## GIVEN INSTRUCTION
Would you set down every entry shown below, precisely as written?

Saved data entries:
>> Begin
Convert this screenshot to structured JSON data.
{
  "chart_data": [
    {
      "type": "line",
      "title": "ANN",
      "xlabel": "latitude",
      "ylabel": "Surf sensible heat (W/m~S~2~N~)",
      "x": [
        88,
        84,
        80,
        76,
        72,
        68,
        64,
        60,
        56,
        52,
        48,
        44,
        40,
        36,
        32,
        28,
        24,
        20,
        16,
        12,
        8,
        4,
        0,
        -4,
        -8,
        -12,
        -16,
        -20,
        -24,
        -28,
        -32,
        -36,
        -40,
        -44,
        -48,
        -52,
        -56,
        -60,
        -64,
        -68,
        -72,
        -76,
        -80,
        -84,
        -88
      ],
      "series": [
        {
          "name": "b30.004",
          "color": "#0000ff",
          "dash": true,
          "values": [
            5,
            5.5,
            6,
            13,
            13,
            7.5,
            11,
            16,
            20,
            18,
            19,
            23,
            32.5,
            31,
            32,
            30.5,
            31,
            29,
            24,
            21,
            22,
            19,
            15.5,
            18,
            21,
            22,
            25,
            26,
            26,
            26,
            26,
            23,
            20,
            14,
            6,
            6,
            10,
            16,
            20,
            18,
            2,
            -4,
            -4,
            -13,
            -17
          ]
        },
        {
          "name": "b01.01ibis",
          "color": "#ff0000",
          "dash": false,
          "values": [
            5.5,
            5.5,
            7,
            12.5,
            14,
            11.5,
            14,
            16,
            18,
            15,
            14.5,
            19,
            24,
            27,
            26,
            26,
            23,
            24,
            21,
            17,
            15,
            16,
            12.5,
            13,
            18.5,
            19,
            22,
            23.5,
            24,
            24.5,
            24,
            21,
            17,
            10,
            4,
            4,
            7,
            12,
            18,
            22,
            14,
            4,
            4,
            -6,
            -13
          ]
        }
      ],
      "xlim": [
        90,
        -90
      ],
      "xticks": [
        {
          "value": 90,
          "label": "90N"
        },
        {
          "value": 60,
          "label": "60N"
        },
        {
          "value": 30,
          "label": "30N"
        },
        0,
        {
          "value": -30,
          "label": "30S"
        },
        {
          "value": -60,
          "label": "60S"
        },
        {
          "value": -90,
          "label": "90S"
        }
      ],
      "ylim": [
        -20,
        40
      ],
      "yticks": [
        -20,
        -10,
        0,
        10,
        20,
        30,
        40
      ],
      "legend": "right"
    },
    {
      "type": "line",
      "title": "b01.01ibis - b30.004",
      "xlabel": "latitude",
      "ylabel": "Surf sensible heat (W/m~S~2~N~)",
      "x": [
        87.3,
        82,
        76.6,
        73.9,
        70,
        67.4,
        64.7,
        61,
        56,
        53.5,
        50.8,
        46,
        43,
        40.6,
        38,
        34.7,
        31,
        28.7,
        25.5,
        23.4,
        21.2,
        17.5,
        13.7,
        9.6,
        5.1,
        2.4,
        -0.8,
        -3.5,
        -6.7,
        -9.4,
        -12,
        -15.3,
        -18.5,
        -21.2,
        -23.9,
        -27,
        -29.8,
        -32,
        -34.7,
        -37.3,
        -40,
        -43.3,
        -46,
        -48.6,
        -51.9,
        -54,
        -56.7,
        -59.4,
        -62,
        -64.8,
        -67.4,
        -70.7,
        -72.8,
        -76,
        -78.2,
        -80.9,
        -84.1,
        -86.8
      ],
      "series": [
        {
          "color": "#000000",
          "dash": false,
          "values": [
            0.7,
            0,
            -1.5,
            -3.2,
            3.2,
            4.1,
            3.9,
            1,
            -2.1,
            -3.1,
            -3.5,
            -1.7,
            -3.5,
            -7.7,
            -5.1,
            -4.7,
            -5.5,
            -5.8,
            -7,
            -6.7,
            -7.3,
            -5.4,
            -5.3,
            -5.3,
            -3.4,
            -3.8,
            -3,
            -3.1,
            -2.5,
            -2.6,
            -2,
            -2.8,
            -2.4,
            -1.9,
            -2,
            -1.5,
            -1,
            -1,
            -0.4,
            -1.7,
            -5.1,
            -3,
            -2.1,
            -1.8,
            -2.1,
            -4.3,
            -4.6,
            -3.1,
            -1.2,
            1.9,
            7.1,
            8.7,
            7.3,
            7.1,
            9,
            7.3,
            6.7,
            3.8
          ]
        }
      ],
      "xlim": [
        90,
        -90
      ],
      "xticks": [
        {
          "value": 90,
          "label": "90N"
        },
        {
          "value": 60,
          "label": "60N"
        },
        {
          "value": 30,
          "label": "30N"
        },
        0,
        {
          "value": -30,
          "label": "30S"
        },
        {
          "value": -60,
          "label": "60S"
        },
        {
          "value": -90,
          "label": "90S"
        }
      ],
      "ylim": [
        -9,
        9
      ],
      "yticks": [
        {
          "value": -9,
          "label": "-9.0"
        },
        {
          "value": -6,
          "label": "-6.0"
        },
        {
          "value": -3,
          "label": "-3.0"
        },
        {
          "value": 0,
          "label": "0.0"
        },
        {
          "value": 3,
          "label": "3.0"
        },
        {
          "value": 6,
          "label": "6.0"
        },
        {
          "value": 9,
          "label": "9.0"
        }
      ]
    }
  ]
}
>> End
## RESULT OF THIS TASK
Convert this screenshot to structured JSON data.
{
  "chart_data": [
    {
      "type": "line",
      "title": "ANN",
      "xlabel": "latitude",
      "ylabel": "Surf sensible heat (W/m~S~2~N~)",
      "x": [
        88,
        84,
        80,
        76,
        72,
        68,
        64,
        60,
        56,
        52,
        48,
        44,
        40,
        36,
        32,
        28,
        24,
        20,
        16,
        12,
        8,
        4,
        0,
        -4,
        -8,
        -12,
        -16,
        -20,
        -24,
        -28,
        -32,
        -36,
        -40,
        -44,
        -48,
        -52,
        -56,
        -60,
        -64,
        -68,
        -72,
        -76,
        -80,
        -84,
        -88
      ],
      "series": [
        {
          "name": "b30.004",
          "color": "#0000ff",
          "dash": true,
          "values": [
            5,
            5.5,
            6,
            13,
            13,
            7.5,
            11,
            16,
            20,
            18,
            19,
            23,
            32.5,
            31,
            32,
            30.5,
            31,
            29,
            24,
            21,
            22,
            19,
            15.5,
            18,
            21,
            22,
            25,
            26,
            26,
            26,
            26,
            23,
            20,
            14,
            6,
            6,
            10,
            16,
            20,
            18,
            2,
            -4,
            -4,
            -13,
            -17
          ]
        },
        {
          "name": "b01.01ibis",
          "color": "#ff0000",
          "dash": false,
          "values": [
            5.5,
            5.5,
            7,
            12.5,
            14,
            11.5,
            14,
            16,
            18,
            15,
            14.5,
            19,
            24,
            27,
            26,
            26,
            23,
            24,
            21,
            17,
            15,
            16,
            12.5,
            13,
            18.5,
            19,
            22,
            23.5,
            24,
            24.5,
            24,
            21,
            17,
            10,
            4,
            4,
            7,
            12,
            18,
            22,
            14,
            4,
            4,
            -6,
            -13
          ]
        }
      ],
      "xlim": [
        90,
        -90
      ],
      "xticks": [
        {
          "value": 90,
          "label": "90N"
        },
        {
          "value": 60,
          "label": "60N"
        },
        {
          "value": 30,
          "label": "30N"
        },
        0,
        {
          "value": -30,
          "label": "30S"
        },
        {
          "value": -60,
          "label": "60S"
        },
        {
          "value": -90,
          "label": "90S"
        }
      ],
      "ylim": [
        -20,
        40
      ],
      "yticks": [
        -20,
        -10,
        0,
        10,
        20,
        30,
        40
      ],
      "legend": "right"
    },
    {
      "type": "line",
      "title": "b01.01ibis - b30.004",
      "xlabel": "latitude",
      "ylabel": "Surf sensible heat (W/m~S~2~N~)",
      "x": [
        87.3,
        82,
        76.6,
        73.9,
        70,
        67.4,
        64.7,
        61,
        56,
        53.5,
        50.8,
        46,
        43,
        40.6,
        38,
        34.7,
        31,
        28.7,
        25.5,
        23.4,
        21.2,
        17.5,
        13.7,
        9.6,
        5.1,
        2.4,
        -0.8,
        -3.5,
        -6.7,
        -9.4,
        -12,
        -15.3,
        -18.5,
        -21.2,
        -23.9,
        -27,
        -29.8,
        -32,
        -34.7,
        -37.3,
        -40,
        -43.3,
        -46,
        -48.6,
        -51.9,
        -54,
        -56.7,
        -59.4,
        -62,
        -64.8,
        -67.4,
        -70.7,
        -72.8,
        -76,
        -78.2,
        -80.9,
        -84.1,
        -86.8
      ],
      "series": [
        {
          "color": "#000000",
          "dash": false,
          "values": [
            0.7,
            0,
            -1.5,
            -3.2,
            3.2,
            4.1,
            3.9,
            1,
            -2.1,
            -3.1,
            -3.5,
            -1.7,
            -3.5,
            -7.7,
            -5.1,
            -4.7,
            -5.5,
            -5.8,
            -7,
            -6.7,
            -7.3,
            -5.4,
            -5.3,
            -5.3,
            -3.4,
            -3.8,
            -3,
            -3.1,
            -2.5,
            -2.6,
            -2,
            -2.8,
            -2.4,
            -1.9,
            -2,
            -1.5,
            -1,
            -1,
            -0.4,
            -1.7,
            -5.1,
            -3,
            -2.1,
            -1.8,
            -2.1,
            -4.3,
            -4.6,
            -3.1,
            -1.2,
            1.9,
            7.1,
            8.7,
            7.3,
            7.1,
            9,
            7.3,
            6.7,
            3.8
          ]
        }
      ],
      "xlim": [
        90,
        -90
      ],
      "xticks": [
        {
          "value": 90,
          "label": "90N"
        },
        {
          "value": 60,
          "label": "60N"
        },
        {
          "value": 30,
          "label": "30N"
        },
        0,
        {
          "value": -30,
          "label": "30S"
        },
        {
          "value": -60,
          "label": "60S"
        },
        {
          "value": -90,
          "label": "90S"
        }
      ],
      "ylim": [
        -9,
        9
      ],
      "yticks": [
        {
          "value": -9,
          "label": "-9.0"
        },
        {
          "value": -6,
          "label": "-6.0"
        },
        {
          "value": -3,
          "label": "-3.0"
        },
        {
          "value": 0,
          "label": "0.0"
        },
        {
          "value": 3,
          "label": "3.0"
        },
        {
          "value": 6,
          "label": "6.0"
        },
        {
          "value": 9,
          "label": "9.0"
        }
      ]
    }
  ]
}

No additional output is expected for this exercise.